*** Data shown ***
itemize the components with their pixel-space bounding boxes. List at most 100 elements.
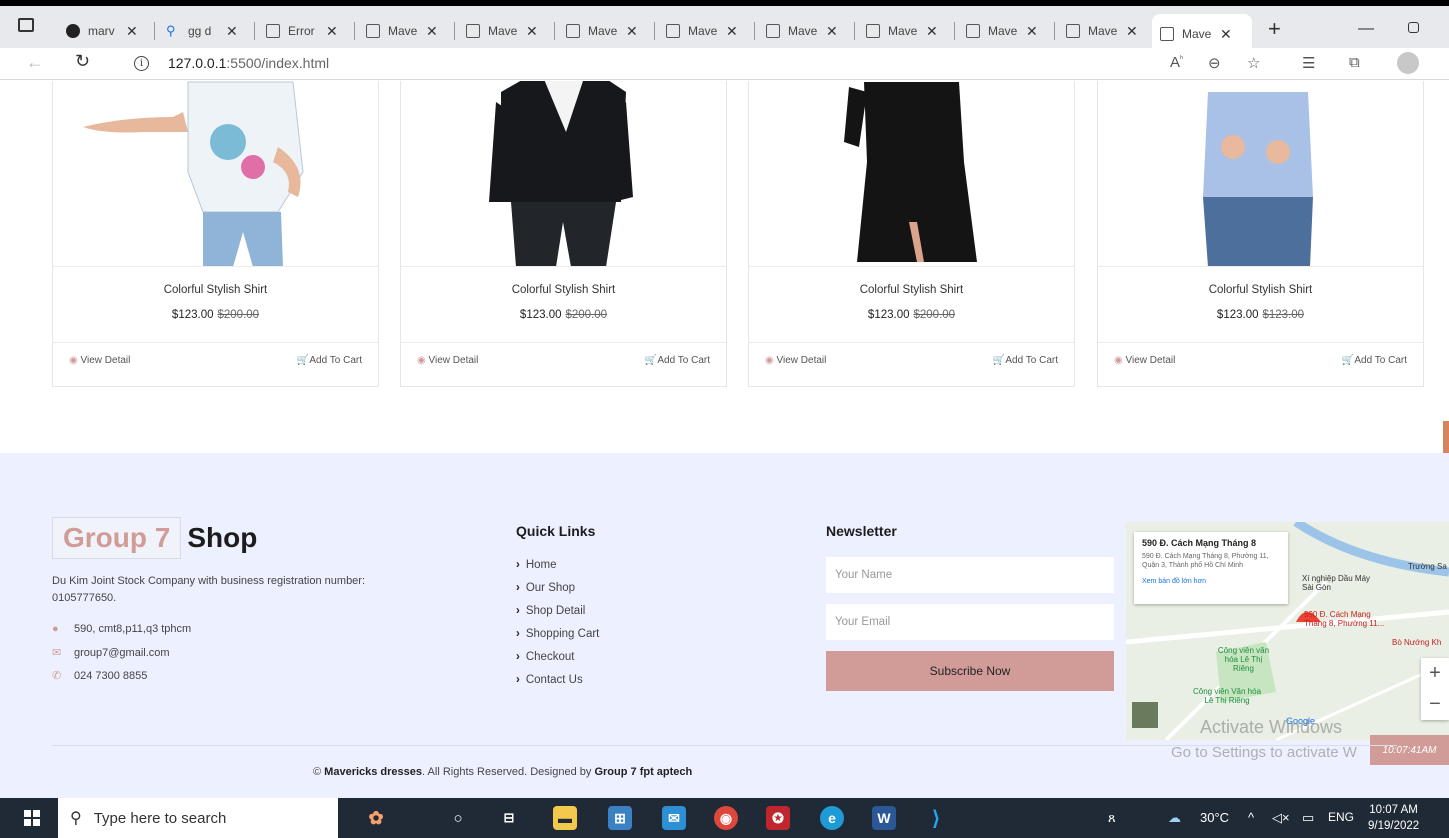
flower-widget-icon[interactable]: ✿	[356, 806, 396, 830]
taskbar-search[interactable]: ⚲ Type here to search	[58, 798, 338, 838]
read-aloud-icon[interactable]: Aʰ	[1170, 54, 1183, 71]
add-to-cart-link[interactable]: 🛒Add To Cart	[645, 355, 710, 366]
subscribe-button[interactable]: Subscribe Now	[826, 651, 1114, 691]
browser-tab[interactable]: Mave ✕	[758, 14, 850, 48]
collections-icon[interactable]: ⧉	[1349, 54, 1360, 71]
product-image[interactable]	[401, 81, 726, 267]
copyright-designer[interactable]: Group 7 fpt aptech	[594, 766, 692, 778]
close-icon[interactable]: ✕	[926, 23, 938, 40]
close-icon[interactable]: ✕	[726, 23, 738, 40]
close-icon[interactable]: ✕	[326, 23, 338, 40]
favorite-icon[interactable]: ☆	[1247, 54, 1260, 72]
chevron-right-icon: ›	[516, 628, 520, 640]
product-image[interactable]	[749, 81, 1074, 267]
browser-tab[interactable]: Mave ✕	[558, 14, 650, 48]
back-icon[interactable]: ←	[26, 52, 44, 73]
browser-tab[interactable]: Mave ✕	[658, 14, 750, 48]
cortana-icon[interactable]: ○	[446, 806, 470, 830]
volume-icon[interactable]: ◁×	[1272, 810, 1290, 826]
product-name[interactable]: Colorful Stylish Shirt	[401, 284, 726, 296]
chrome-icon[interactable]: ◉	[714, 806, 738, 830]
product-actions: ◉ View Detail 🛒Add To Cart	[401, 342, 726, 387]
word-icon[interactable]: W	[872, 806, 896, 830]
close-icon[interactable]: ✕	[526, 23, 538, 40]
map-larger-link[interactable]: Xem bản đồ lớn hơn	[1142, 578, 1280, 585]
url-field[interactable]: 127.0.0.1:5500/index.html	[168, 55, 329, 71]
quick-link-home[interactable]: › Home	[516, 559, 557, 571]
quick-link-contact-us[interactable]: › Contact Us	[516, 674, 583, 686]
add-to-cart-link[interactable]: 🛒Add To Cart	[1342, 355, 1407, 366]
close-icon[interactable]: ✕	[1126, 23, 1138, 40]
zoom-out-icon[interactable]: ⊖	[1208, 54, 1221, 72]
vscode-icon[interactable]: ⟩	[924, 806, 948, 830]
file-explorer-icon[interactable]: ▬	[553, 806, 577, 830]
browser-tab[interactable]: Mave ✕	[1058, 14, 1150, 48]
newsletter-email-input[interactable]: Your Email	[826, 604, 1114, 640]
battery-icon[interactable]: ▭	[1302, 810, 1314, 826]
footer-logo[interactable]: Group 7 Shop	[52, 517, 257, 559]
taskbar-clock[interactable]: 10:07 AM 9/19/2022	[1368, 802, 1419, 834]
phone-icon: ✆	[52, 670, 62, 682]
language-indicator[interactable]: ENG	[1328, 810, 1354, 824]
weather-temp[interactable]: 30°C	[1200, 810, 1229, 825]
close-icon[interactable]: ✕	[426, 23, 438, 40]
browser-tab[interactable]: Mave ✕	[458, 14, 550, 48]
product-name[interactable]: Colorful Stylish Shirt	[749, 284, 1074, 296]
cart-icon: 🛒	[644, 355, 658, 366]
quick-link-shop-detail[interactable]: › Shop Detail	[516, 605, 585, 617]
view-detail-link[interactable]: ◉ View Detail	[765, 355, 826, 366]
browser-tab[interactable]: Mave ✕	[858, 14, 950, 48]
show-hidden-icon[interactable]: ^	[1248, 810, 1254, 825]
clock-badge: 10:07:41AM	[1370, 735, 1449, 765]
embedded-map[interactable]: 590 Đ. Cách Mạng Tháng 8 590 Đ. Cách Mạn…	[1126, 522, 1449, 740]
zoom-out-icon[interactable]: −	[1421, 689, 1449, 720]
weather-icon[interactable]: ☁	[1168, 810, 1181, 826]
minimize-icon[interactable]: —	[1358, 20, 1374, 38]
quick-link-shopping-cart[interactable]: › Shopping Cart	[516, 628, 599, 640]
site-info-icon[interactable]: i	[134, 56, 149, 71]
restore-icon[interactable]	[1408, 22, 1419, 33]
newsletter-name-input[interactable]: Your Name	[826, 557, 1114, 593]
product-name[interactable]: Colorful Stylish Shirt	[1098, 284, 1423, 296]
product-image[interactable]	[53, 81, 378, 267]
profile-avatar[interactable]	[1397, 52, 1419, 74]
mail-icon[interactable]: ✉	[662, 806, 686, 830]
windows-start-icon[interactable]	[24, 810, 40, 826]
store-icon[interactable]: ⊞	[608, 806, 632, 830]
url-path: :5500/index.html	[226, 55, 330, 71]
close-icon[interactable]: ✕	[226, 23, 238, 40]
add-to-cart-link[interactable]: 🛒Add To Cart	[993, 355, 1058, 366]
edge-icon[interactable]: e	[820, 806, 844, 830]
quick-link-label: Shop Detail	[525, 605, 586, 617]
view-detail-link[interactable]: ◉ View Detail	[1114, 355, 1175, 366]
product-name[interactable]: Colorful Stylish Shirt	[53, 284, 378, 296]
quick-link-checkout[interactable]: › Checkout	[516, 651, 574, 663]
tab-actions-icon[interactable]	[18, 18, 34, 32]
view-detail-link[interactable]: ◉ View Detail	[69, 355, 130, 366]
close-icon[interactable]: ✕	[826, 23, 838, 40]
browser-tab[interactable]: Mave ✕	[358, 14, 450, 48]
close-icon[interactable]: ✕	[126, 23, 138, 40]
copyright-brand[interactable]: Mavericks dresses	[324, 766, 422, 778]
eye-icon: ◉	[1114, 355, 1123, 366]
add-to-cart-link[interactable]: 🛒Add To Cart	[297, 355, 362, 366]
close-icon[interactable]: ✕	[626, 23, 638, 40]
favorites-list-icon[interactable]: ☰	[1302, 54, 1315, 72]
quick-link-our-shop[interactable]: › Our Shop	[516, 582, 575, 594]
product-price: $123.00 $200.00	[749, 309, 1074, 321]
reload-icon[interactable]: ↻	[75, 51, 90, 72]
zoom-in-icon[interactable]: +	[1421, 658, 1449, 689]
search-icon: ⚲	[70, 810, 82, 827]
browser-tab[interactable]: ⚲ gg d ✕	[158, 14, 250, 48]
browser-tab[interactable]: Error ✕	[258, 14, 350, 48]
people-icon[interactable]: ጸ	[1108, 810, 1116, 826]
new-tab-icon[interactable]: +	[1268, 16, 1281, 42]
browser-tab[interactable]: Mave ✕	[958, 14, 1050, 48]
product-image[interactable]	[1098, 81, 1423, 267]
view-detail-link[interactable]: ◉ View Detail	[417, 355, 478, 366]
garena-icon[interactable]: ✪	[766, 806, 790, 830]
close-icon[interactable]: ✕	[1026, 23, 1038, 40]
close-icon[interactable]: ✕	[1220, 26, 1232, 43]
task-view-icon[interactable]: ⊟	[497, 806, 521, 830]
browser-tab[interactable]: marv ✕	[58, 14, 150, 48]
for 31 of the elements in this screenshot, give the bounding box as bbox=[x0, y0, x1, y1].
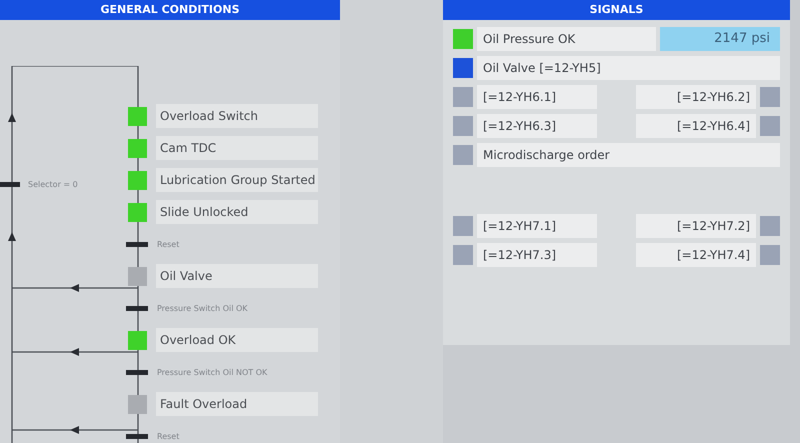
signal-label: Oil Pressure OK bbox=[477, 27, 656, 51]
condition-label: Cam TDC bbox=[156, 136, 318, 160]
transition-label: Pressure Switch Oil OK bbox=[157, 304, 248, 312]
signal-label: [=12-YH6.3] bbox=[477, 114, 597, 138]
condition-label: Lubrication Group Started bbox=[156, 168, 318, 192]
transition-bar bbox=[126, 242, 148, 246]
signal-label: Microdischarge order bbox=[477, 143, 780, 167]
transition-bar bbox=[0, 182, 20, 187]
transition-label: Pressure Switch Oil NOT OK bbox=[157, 368, 268, 376]
signal-label: [=12-YH7.3] bbox=[477, 243, 597, 267]
signal-label: Oil Valve [=12-YH5] bbox=[477, 56, 780, 80]
transition-bar bbox=[126, 434, 148, 438]
signal-label: [=12-YH7.4] bbox=[636, 243, 756, 267]
condition-label: Oil Valve bbox=[156, 264, 318, 288]
condition-label: Overload OK bbox=[156, 328, 318, 352]
signal-label: [=12-YH6.2] bbox=[636, 85, 756, 109]
transition-bar bbox=[126, 306, 148, 310]
signal-label: [=12-YH6.1] bbox=[477, 85, 597, 109]
transition-bar bbox=[126, 370, 148, 374]
pressure-value: 2147 psi bbox=[660, 27, 780, 51]
panel-header: GENERAL CONDITIONS bbox=[0, 0, 340, 20]
signal-label: [=12-YH6.4] bbox=[636, 114, 756, 138]
transition-label: Reset bbox=[157, 240, 180, 248]
condition-label: Overload Switch bbox=[156, 104, 318, 128]
signal-label: [=12-YH7.1] bbox=[477, 214, 597, 238]
signal-label: [=12-YH7.2] bbox=[636, 214, 756, 238]
condition-label: Fault Overload bbox=[156, 392, 318, 416]
condition-label: Slide Unlocked bbox=[156, 200, 318, 224]
transition-label: Selector = 0 bbox=[28, 180, 78, 189]
transition-label: Reset bbox=[157, 432, 180, 440]
panel-header: SIGNALS bbox=[443, 0, 790, 20]
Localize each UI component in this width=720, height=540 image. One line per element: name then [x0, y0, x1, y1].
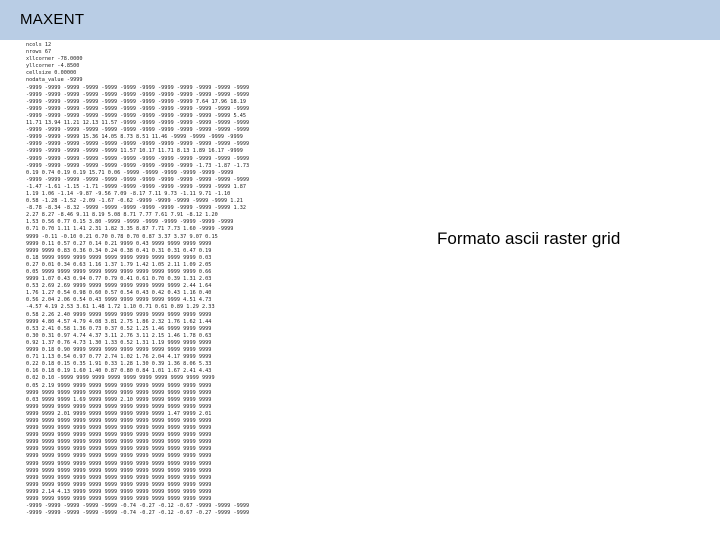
ascii-grid-text: ncols 12 nrows 67 xllcorner -78.0000 yll…	[26, 42, 250, 517]
window-title: MAXENT	[20, 11, 85, 28]
ascii-grid-image: ncols 12 nrows 67 xllcorner -78.0000 yll…	[22, 42, 340, 526]
title-bar: MAXENT	[0, 0, 720, 40]
caption-text: Formato ascii raster grid	[437, 229, 621, 248]
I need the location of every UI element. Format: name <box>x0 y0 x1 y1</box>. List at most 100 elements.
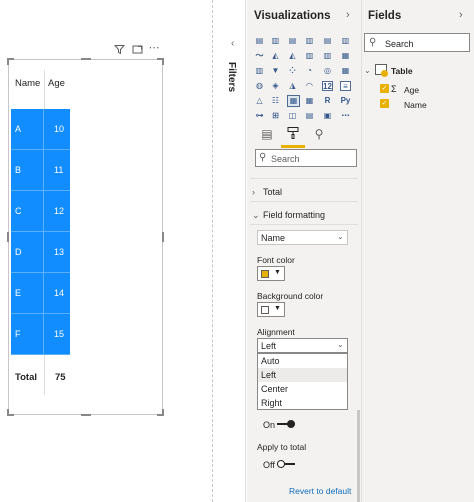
***
** Written task **
Copy everything in the material from the line containing "806, 396, 830]" down to the line containing "map-larger-link[interactable]: Xem bản", substituting "dismiss-icon" for "close-icon" and keeping the rest unchanged.

** Written solution **
flower-widget-icon[interactable]: ✿	[356, 806, 396, 830]
taskbar-search[interactable]: ⚲ Type here to search	[58, 798, 338, 838]
read-aloud-icon[interactable]: Aʰ	[1170, 54, 1183, 71]
add-to-cart-link[interactable]: 🛒Add To Cart	[645, 355, 710, 366]
subscribe-button[interactable]: Subscribe Now	[826, 651, 1114, 691]
browser-tab[interactable]: Mave ✕	[758, 14, 850, 48]
collections-icon[interactable]: ⧉	[1349, 54, 1360, 71]
product-image[interactable]	[401, 81, 726, 267]
copyright-designer[interactable]: Group 7 fpt aptech	[594, 766, 692, 778]
dismiss-icon[interactable]: ✕	[926, 23, 938, 40]
dismiss-icon[interactable]: ✕	[726, 23, 738, 40]
dismiss-icon[interactable]: ✕	[326, 23, 338, 40]
favorite-icon[interactable]: ☆	[1247, 54, 1260, 72]
chevron-right-icon: ›	[516, 628, 520, 640]
product-image[interactable]	[749, 81, 1074, 267]
browser-tab[interactable]: Mave ✕	[558, 14, 650, 48]
back-icon[interactable]: ←	[26, 52, 44, 73]
browser-tab[interactable]: Mave ✕	[658, 14, 750, 48]
cortana-icon[interactable]: ○	[446, 806, 470, 830]
volume-icon[interactable]: ◁×	[1272, 810, 1290, 826]
product-name[interactable]: Colorful Stylish Shirt	[401, 284, 726, 296]
chrome-icon[interactable]: ◉	[714, 806, 738, 830]
product-actions: ◉ View Detail 🛒Add To Cart	[401, 342, 726, 387]
word-icon[interactable]: W	[872, 806, 896, 830]
dismiss-icon[interactable]: ✕	[526, 23, 538, 40]
map-larger-link[interactable]: Xem bản đồ lớn hơn	[1142, 578, 1280, 585]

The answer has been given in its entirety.